* _What the task asks_
Omit all pictures and give the records below again exactly as written.

-- start Task material --

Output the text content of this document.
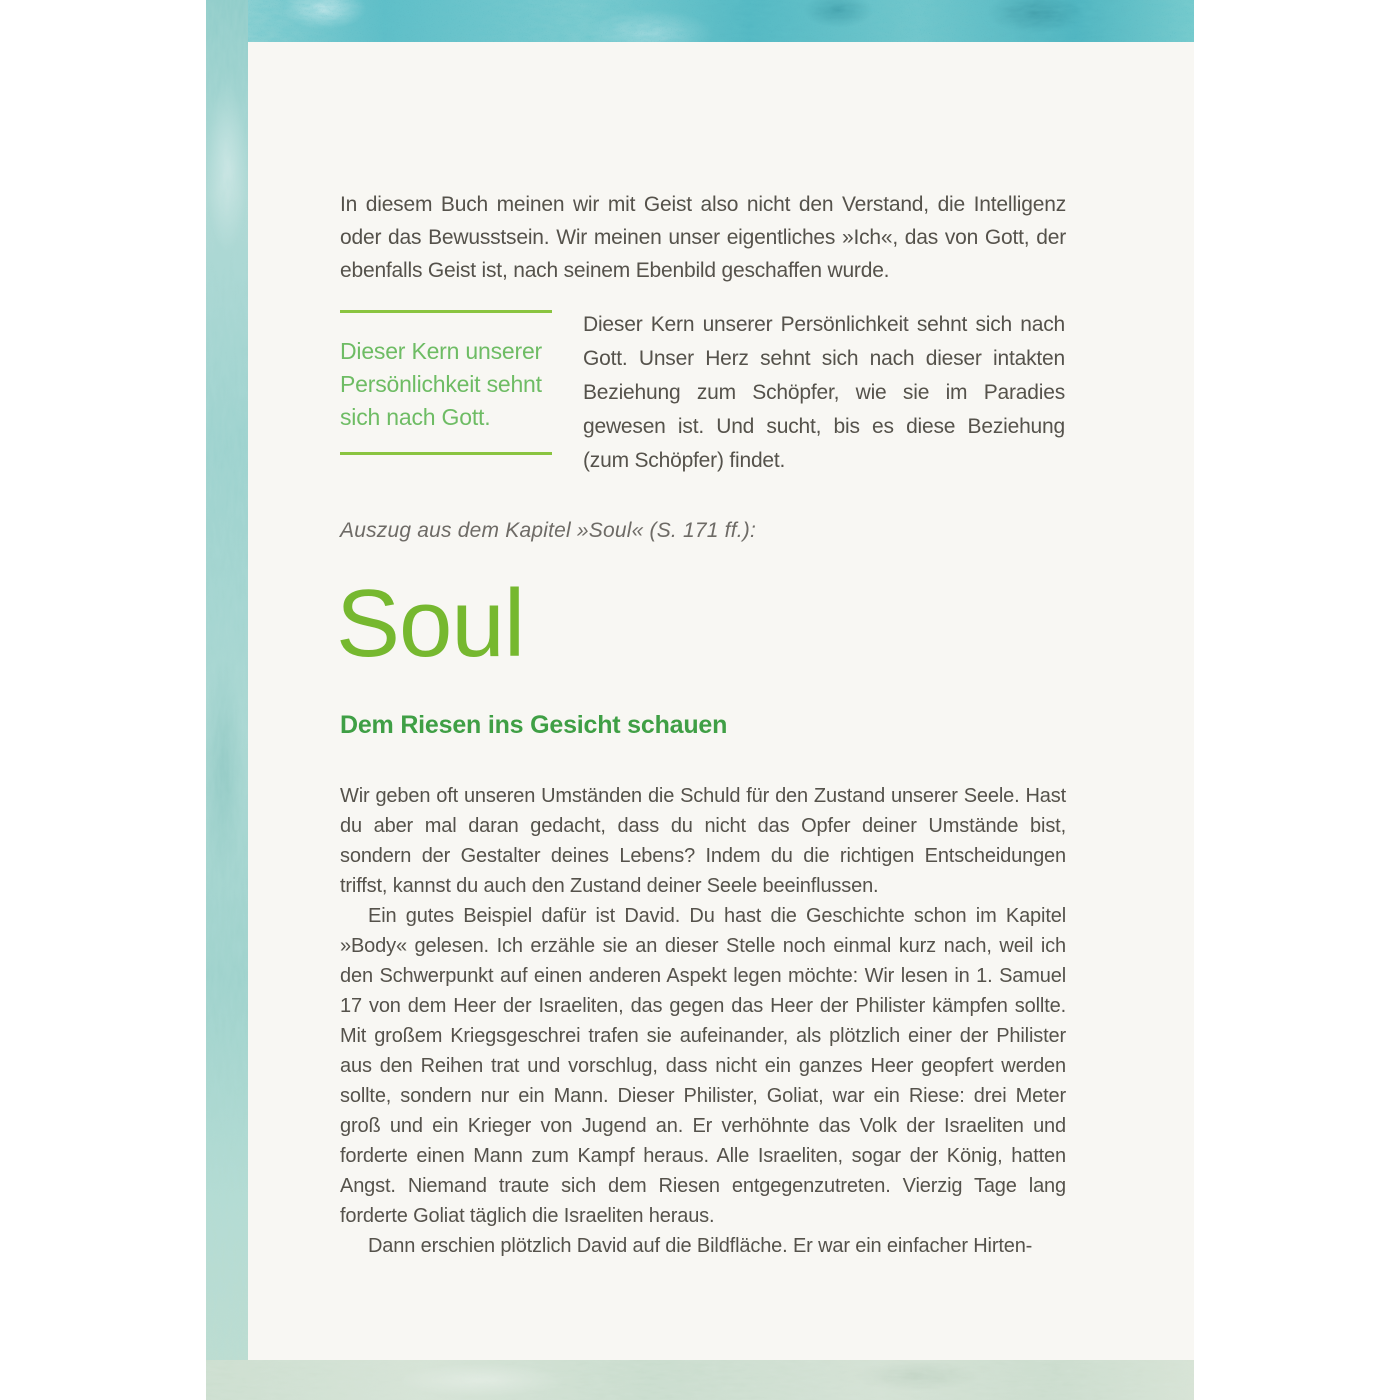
In diesem Buch meinen wir mit Geist also nicht den Verstand, die Intelligenz oder das Bewusstsein. Wir meinen unser eigentliches »Ich«, das von Gott, der ebenfalls Geist ist, nach seinem Ebenbild geschaffen wurde.

Dieser Kern unserer Persönlichkeit sehnt sich nach Gott.

Dieser Kern unserer Persönlichkeit sehnt sich nach Gott. Unser Herz sehnt sich nach dieser intakten Beziehung zum Schöpfer, wie sie im Paradies gewesen ist. Und sucht, bis es diese Beziehung (zum Schöpfer) findet.

Auszug aus dem Kapitel »Soul« (S. 171 ff.):

Soul
Dem Riesen ins Gesicht schauen

Wir geben oft unseren Umständen die Schuld für den Zustand unserer Seele. Hast du aber mal daran gedacht, dass du nicht das Opfer deiner Umstände bist, sondern der Gestalter deines Lebens? Indem du die richtigen Entscheidungen triffst, kannst du auch den Zustand deiner Seele beeinflussen.

Ein gutes Beispiel dafür ist David. Du hast die Geschichte schon im Kapitel »Body« gelesen. Ich erzähle sie an dieser Stelle noch einmal kurz nach, weil ich den Schwerpunkt auf einen anderen Aspekt legen möchte: Wir lesen in 1. Samuel 17 von dem Heer der Israeliten, das gegen das Heer der Philister kämpfen sollte. Mit großem Kriegsgeschrei trafen sie aufeinander, als plötzlich einer der Philister aus den Reihen trat und vorschlug, dass nicht ein ganzes Heer geopfert werden sollte, sondern nur ein Mann. Dieser Philister, Goliat, war ein Riese: drei Meter groß und ein Krieger von Jugend an. Er verhöhnte das Volk der Israeliten und forderte einen Mann zum Kampf heraus. Alle Israeliten, sogar der König, hatten Angst. Niemand traute sich dem Riesen entgegenzutreten. Vierzig Tage lang forderte Goliat täglich die Israeliten heraus.

Dann erschien plötzlich David auf die Bildfläche. Er war ein einfacher Hirten-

-- end Task material --

* _Task response_
Output the text content of this document.
In diesem Buch meinen wir mit Geist also nicht den Verstand, die Intelligenz oder das Bewusstsein. Wir meinen unser eigentliches »Ich«, das von Gott, der ebenfalls Geist ist, nach seinem Ebenbild geschaffen wurde.

Dieser Kern unserer Persönlichkeit sehnt sich nach Gott.

Dieser Kern unserer Persönlichkeit sehnt sich nach Gott. Unser Herz sehnt sich nach dieser intakten Beziehung zum Schöpfer, wie sie im Paradies gewesen ist. Und sucht, bis es diese Beziehung (zum Schöpfer) findet.

Auszug aus dem Kapitel »Soul« (S. 171 ff.):

Soul
Dem Riesen ins Gesicht schauen

Wir geben oft unseren Umständen die Schuld für den Zustand unserer Seele. Hast du aber mal daran gedacht, dass du nicht das Opfer deiner Umstände bist, sondern der Gestalter deines Lebens? Indem du die richtigen Entscheidungen triffst, kannst du auch den Zustand deiner Seele beeinflussen.

Ein gutes Beispiel dafür ist David. Du hast die Geschichte schon im Kapitel »Body« gelesen. Ich erzähle sie an dieser Stelle noch einmal kurz nach, weil ich den Schwerpunkt auf einen anderen Aspekt legen möchte: Wir lesen in 1. Samuel 17 von dem Heer der Israeliten, das gegen das Heer der Philister kämpfen sollte. Mit großem Kriegsgeschrei trafen sie aufeinander, als plötzlich einer der Philister aus den Reihen trat und vorschlug, dass nicht ein ganzes Heer geopfert werden sollte, sondern nur ein Mann. Dieser Philister, Goliat, war ein Riese: drei Meter groß und ein Krieger von Jugend an. Er verhöhnte das Volk der Israeliten und forderte einen Mann zum Kampf heraus. Alle Israeliten, sogar der König, hatten Angst. Niemand traute sich dem Riesen entgegenzutreten. Vierzig Tage lang forderte Goliat täglich die Israeliten heraus.

Dann erschien plötzlich David auf die Bildfläche. Er war ein einfacher Hirten-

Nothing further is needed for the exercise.